REQUEST.
Transcribe the records below in full; pictures stay out of the copy.

--- Start of THE RECORDS ---

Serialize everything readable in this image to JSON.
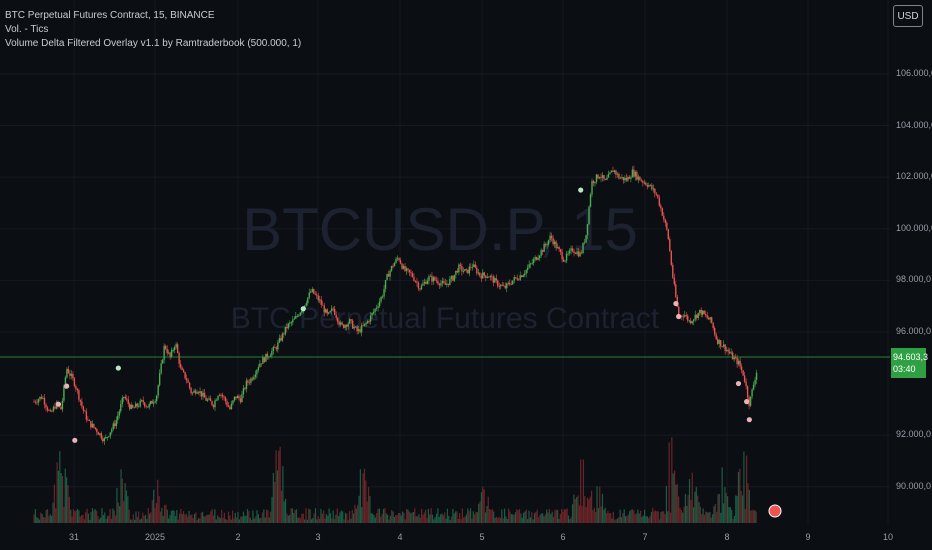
{
  "legend": {
    "line1": "BTC Perpetual Futures Contract, 15, BINANCE",
    "line2": "Vol. - Tics",
    "line3": "Volume Delta Filtered Overlay v1.1 by Ramtraderbook (500.000, 1)"
  },
  "watermark": {
    "symbol": "BTCUSD.P, 15",
    "description": "BTC Perpetual Futures Contract"
  },
  "currency_button": "USD",
  "last_price": {
    "value": "94.603,3",
    "countdown": "03:40"
  },
  "colors": {
    "up": "#26a69a",
    "down": "#ef5350",
    "up_bright": "#4caf50",
    "price_line": "#2ea043",
    "background": "#0b0e13"
  },
  "chart_data": {
    "type": "candlestick",
    "y_ticks": [
      "106.000,0",
      "104.000,0",
      "102.000,0",
      "100.000,0",
      "98.000,0",
      "96.000,0",
      "92.000,0",
      "90.000,0"
    ],
    "x_ticks": [
      "31",
      "2025",
      "2",
      "3",
      "4",
      "5",
      "6",
      "7",
      "8",
      "9",
      "10"
    ],
    "ylim": [
      88000,
      108000
    ],
    "grid": true,
    "price_path": [
      [
        0,
        93300
      ],
      [
        0.3,
        93500
      ],
      [
        0.6,
        92800
      ],
      [
        0.8,
        93200
      ],
      [
        1.0,
        93000
      ],
      [
        1.2,
        94600
      ],
      [
        1.5,
        94000
      ],
      [
        1.8,
        93000
      ],
      [
        2.0,
        92500
      ],
      [
        2.3,
        92200
      ],
      [
        2.6,
        91800
      ],
      [
        3.0,
        92500
      ],
      [
        3.3,
        93500
      ],
      [
        3.6,
        93000
      ],
      [
        4.0,
        93300
      ],
      [
        4.2,
        93100
      ],
      [
        4.5,
        93500
      ],
      [
        4.8,
        95500
      ],
      [
        5.0,
        95000
      ],
      [
        5.2,
        95600
      ],
      [
        5.4,
        94500
      ],
      [
        5.6,
        94200
      ],
      [
        5.8,
        93600
      ],
      [
        6.0,
        93800
      ],
      [
        6.3,
        93400
      ],
      [
        6.6,
        93200
      ],
      [
        6.8,
        93700
      ],
      [
        7.0,
        93400
      ],
      [
        7.2,
        93000
      ],
      [
        7.4,
        93500
      ],
      [
        7.6,
        93400
      ],
      [
        7.8,
        94000
      ],
      [
        8.0,
        94200
      ],
      [
        8.3,
        94800
      ],
      [
        8.6,
        95100
      ],
      [
        8.9,
        95400
      ],
      [
        9.1,
        95800
      ],
      [
        9.3,
        96200
      ],
      [
        9.6,
        96500
      ],
      [
        9.9,
        97000
      ],
      [
        10.2,
        97600
      ],
      [
        10.5,
        97200
      ],
      [
        10.8,
        96600
      ],
      [
        11.0,
        96900
      ],
      [
        11.3,
        96200
      ],
      [
        11.6,
        96400
      ],
      [
        11.9,
        96000
      ],
      [
        12.2,
        96300
      ],
      [
        12.5,
        96800
      ],
      [
        12.8,
        97400
      ],
      [
        13.0,
        98200
      ],
      [
        13.2,
        98600
      ],
      [
        13.4,
        98900
      ],
      [
        13.6,
        98400
      ],
      [
        13.9,
        98200
      ],
      [
        14.2,
        97700
      ],
      [
        14.5,
        98100
      ],
      [
        14.8,
        98000
      ],
      [
        15.1,
        97800
      ],
      [
        15.4,
        98100
      ],
      [
        15.6,
        98500
      ],
      [
        15.9,
        98300
      ],
      [
        16.1,
        98600
      ],
      [
        16.4,
        98200
      ],
      [
        16.7,
        98200
      ],
      [
        17.0,
        97900
      ],
      [
        17.3,
        97700
      ],
      [
        17.6,
        98000
      ],
      [
        17.9,
        98200
      ],
      [
        18.1,
        98400
      ],
      [
        18.4,
        98800
      ],
      [
        18.7,
        99200
      ],
      [
        19.0,
        99700
      ],
      [
        19.2,
        99300
      ],
      [
        19.5,
        98800
      ],
      [
        19.8,
        99200
      ],
      [
        20.1,
        99000
      ],
      [
        20.3,
        99800
      ],
      [
        20.5,
        101800
      ],
      [
        20.8,
        102100
      ],
      [
        21.0,
        101800
      ],
      [
        21.3,
        102300
      ],
      [
        21.5,
        102000
      ],
      [
        21.8,
        101900
      ],
      [
        22.0,
        102200
      ],
      [
        22.3,
        101900
      ],
      [
        22.6,
        101700
      ],
      [
        22.9,
        101300
      ],
      [
        23.1,
        100600
      ],
      [
        23.3,
        99800
      ],
      [
        23.5,
        98000
      ],
      [
        23.7,
        96600
      ],
      [
        23.9,
        96700
      ],
      [
        24.1,
        96400
      ],
      [
        24.3,
        96600
      ],
      [
        24.5,
        96800
      ],
      [
        24.7,
        96600
      ],
      [
        24.9,
        96400
      ],
      [
        25.1,
        95700
      ],
      [
        25.4,
        95400
      ],
      [
        25.7,
        95000
      ],
      [
        25.9,
        94800
      ],
      [
        26.1,
        94300
      ],
      [
        26.3,
        93200
      ],
      [
        26.5,
        94200
      ],
      [
        26.6,
        94600
      ]
    ],
    "volume_spikes": [
      [
        1.0,
        0.95
      ],
      [
        3.2,
        0.5
      ],
      [
        4.6,
        0.4
      ],
      [
        9.0,
        0.75
      ],
      [
        12.1,
        0.5
      ],
      [
        16.5,
        0.25
      ],
      [
        20.1,
        0.65
      ],
      [
        20.7,
        0.35
      ],
      [
        23.5,
        1.0
      ],
      [
        24.2,
        0.55
      ],
      [
        25.3,
        0.4
      ],
      [
        26.1,
        0.8
      ]
    ],
    "markers": [
      [
        0.9,
        93200
      ],
      [
        1.2,
        93900
      ],
      [
        1.5,
        91800
      ],
      [
        3.1,
        94600
      ],
      [
        9.9,
        96900
      ],
      [
        20.1,
        101500
      ],
      [
        23.6,
        97100
      ],
      [
        23.7,
        96600
      ],
      [
        25.9,
        94000
      ],
      [
        26.2,
        93300
      ],
      [
        26.3,
        92600
      ]
    ]
  }
}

--- End of THE RECORDS ---

COMPLETED EXERCISE.
Serialize everything readable in this image to JSON.
{
  "legend": {
    "line1": "BTC Perpetual Futures Contract, 15, BINANCE",
    "line2": "Vol. - Tics",
    "line3": "Volume Delta Filtered Overlay v1.1 by Ramtraderbook (500.000, 1)"
  },
  "watermark": {
    "symbol": "BTCUSD.P, 15",
    "description": "BTC Perpetual Futures Contract"
  },
  "currency_button": "USD",
  "last_price": {
    "value": "94.603,3",
    "countdown": "03:40"
  },
  "colors": {
    "up": "#26a69a",
    "down": "#ef5350",
    "up_bright": "#4caf50",
    "price_line": "#2ea043",
    "background": "#0b0e13"
  },
  "chart_data": {
    "type": "candlestick",
    "y_ticks": [
      "106.000,0",
      "104.000,0",
      "102.000,0",
      "100.000,0",
      "98.000,0",
      "96.000,0",
      "92.000,0",
      "90.000,0"
    ],
    "x_ticks": [
      "31",
      "2025",
      "2",
      "3",
      "4",
      "5",
      "6",
      "7",
      "8",
      "9",
      "10"
    ],
    "ylim": [
      88000,
      108000
    ],
    "grid": true,
    "price_path": [
      [
        0,
        93300
      ],
      [
        0.3,
        93500
      ],
      [
        0.6,
        92800
      ],
      [
        0.8,
        93200
      ],
      [
        1.0,
        93000
      ],
      [
        1.2,
        94600
      ],
      [
        1.5,
        94000
      ],
      [
        1.8,
        93000
      ],
      [
        2.0,
        92500
      ],
      [
        2.3,
        92200
      ],
      [
        2.6,
        91800
      ],
      [
        3.0,
        92500
      ],
      [
        3.3,
        93500
      ],
      [
        3.6,
        93000
      ],
      [
        4.0,
        93300
      ],
      [
        4.2,
        93100
      ],
      [
        4.5,
        93500
      ],
      [
        4.8,
        95500
      ],
      [
        5.0,
        95000
      ],
      [
        5.2,
        95600
      ],
      [
        5.4,
        94500
      ],
      [
        5.6,
        94200
      ],
      [
        5.8,
        93600
      ],
      [
        6.0,
        93800
      ],
      [
        6.3,
        93400
      ],
      [
        6.6,
        93200
      ],
      [
        6.8,
        93700
      ],
      [
        7.0,
        93400
      ],
      [
        7.2,
        93000
      ],
      [
        7.4,
        93500
      ],
      [
        7.6,
        93400
      ],
      [
        7.8,
        94000
      ],
      [
        8.0,
        94200
      ],
      [
        8.3,
        94800
      ],
      [
        8.6,
        95100
      ],
      [
        8.9,
        95400
      ],
      [
        9.1,
        95800
      ],
      [
        9.3,
        96200
      ],
      [
        9.6,
        96500
      ],
      [
        9.9,
        97000
      ],
      [
        10.2,
        97600
      ],
      [
        10.5,
        97200
      ],
      [
        10.8,
        96600
      ],
      [
        11.0,
        96900
      ],
      [
        11.3,
        96200
      ],
      [
        11.6,
        96400
      ],
      [
        11.9,
        96000
      ],
      [
        12.2,
        96300
      ],
      [
        12.5,
        96800
      ],
      [
        12.8,
        97400
      ],
      [
        13.0,
        98200
      ],
      [
        13.2,
        98600
      ],
      [
        13.4,
        98900
      ],
      [
        13.6,
        98400
      ],
      [
        13.9,
        98200
      ],
      [
        14.2,
        97700
      ],
      [
        14.5,
        98100
      ],
      [
        14.8,
        98000
      ],
      [
        15.1,
        97800
      ],
      [
        15.4,
        98100
      ],
      [
        15.6,
        98500
      ],
      [
        15.9,
        98300
      ],
      [
        16.1,
        98600
      ],
      [
        16.4,
        98200
      ],
      [
        16.7,
        98200
      ],
      [
        17.0,
        97900
      ],
      [
        17.3,
        97700
      ],
      [
        17.6,
        98000
      ],
      [
        17.9,
        98200
      ],
      [
        18.1,
        98400
      ],
      [
        18.4,
        98800
      ],
      [
        18.7,
        99200
      ],
      [
        19.0,
        99700
      ],
      [
        19.2,
        99300
      ],
      [
        19.5,
        98800
      ],
      [
        19.8,
        99200
      ],
      [
        20.1,
        99000
      ],
      [
        20.3,
        99800
      ],
      [
        20.5,
        101800
      ],
      [
        20.8,
        102100
      ],
      [
        21.0,
        101800
      ],
      [
        21.3,
        102300
      ],
      [
        21.5,
        102000
      ],
      [
        21.8,
        101900
      ],
      [
        22.0,
        102200
      ],
      [
        22.3,
        101900
      ],
      [
        22.6,
        101700
      ],
      [
        22.9,
        101300
      ],
      [
        23.1,
        100600
      ],
      [
        23.3,
        99800
      ],
      [
        23.5,
        98000
      ],
      [
        23.7,
        96600
      ],
      [
        23.9,
        96700
      ],
      [
        24.1,
        96400
      ],
      [
        24.3,
        96600
      ],
      [
        24.5,
        96800
      ],
      [
        24.7,
        96600
      ],
      [
        24.9,
        96400
      ],
      [
        25.1,
        95700
      ],
      [
        25.4,
        95400
      ],
      [
        25.7,
        95000
      ],
      [
        25.9,
        94800
      ],
      [
        26.1,
        94300
      ],
      [
        26.3,
        93200
      ],
      [
        26.5,
        94200
      ],
      [
        26.6,
        94600
      ]
    ],
    "volume_spikes": [
      [
        1.0,
        0.95
      ],
      [
        3.2,
        0.5
      ],
      [
        4.6,
        0.4
      ],
      [
        9.0,
        0.75
      ],
      [
        12.1,
        0.5
      ],
      [
        16.5,
        0.25
      ],
      [
        20.1,
        0.65
      ],
      [
        20.7,
        0.35
      ],
      [
        23.5,
        1.0
      ],
      [
        24.2,
        0.55
      ],
      [
        25.3,
        0.4
      ],
      [
        26.1,
        0.8
      ]
    ],
    "markers": [
      [
        0.9,
        93200
      ],
      [
        1.2,
        93900
      ],
      [
        1.5,
        91800
      ],
      [
        3.1,
        94600
      ],
      [
        9.9,
        96900
      ],
      [
        20.1,
        101500
      ],
      [
        23.6,
        97100
      ],
      [
        23.7,
        96600
      ],
      [
        25.9,
        94000
      ],
      [
        26.2,
        93300
      ],
      [
        26.3,
        92600
      ]
    ]
  }
}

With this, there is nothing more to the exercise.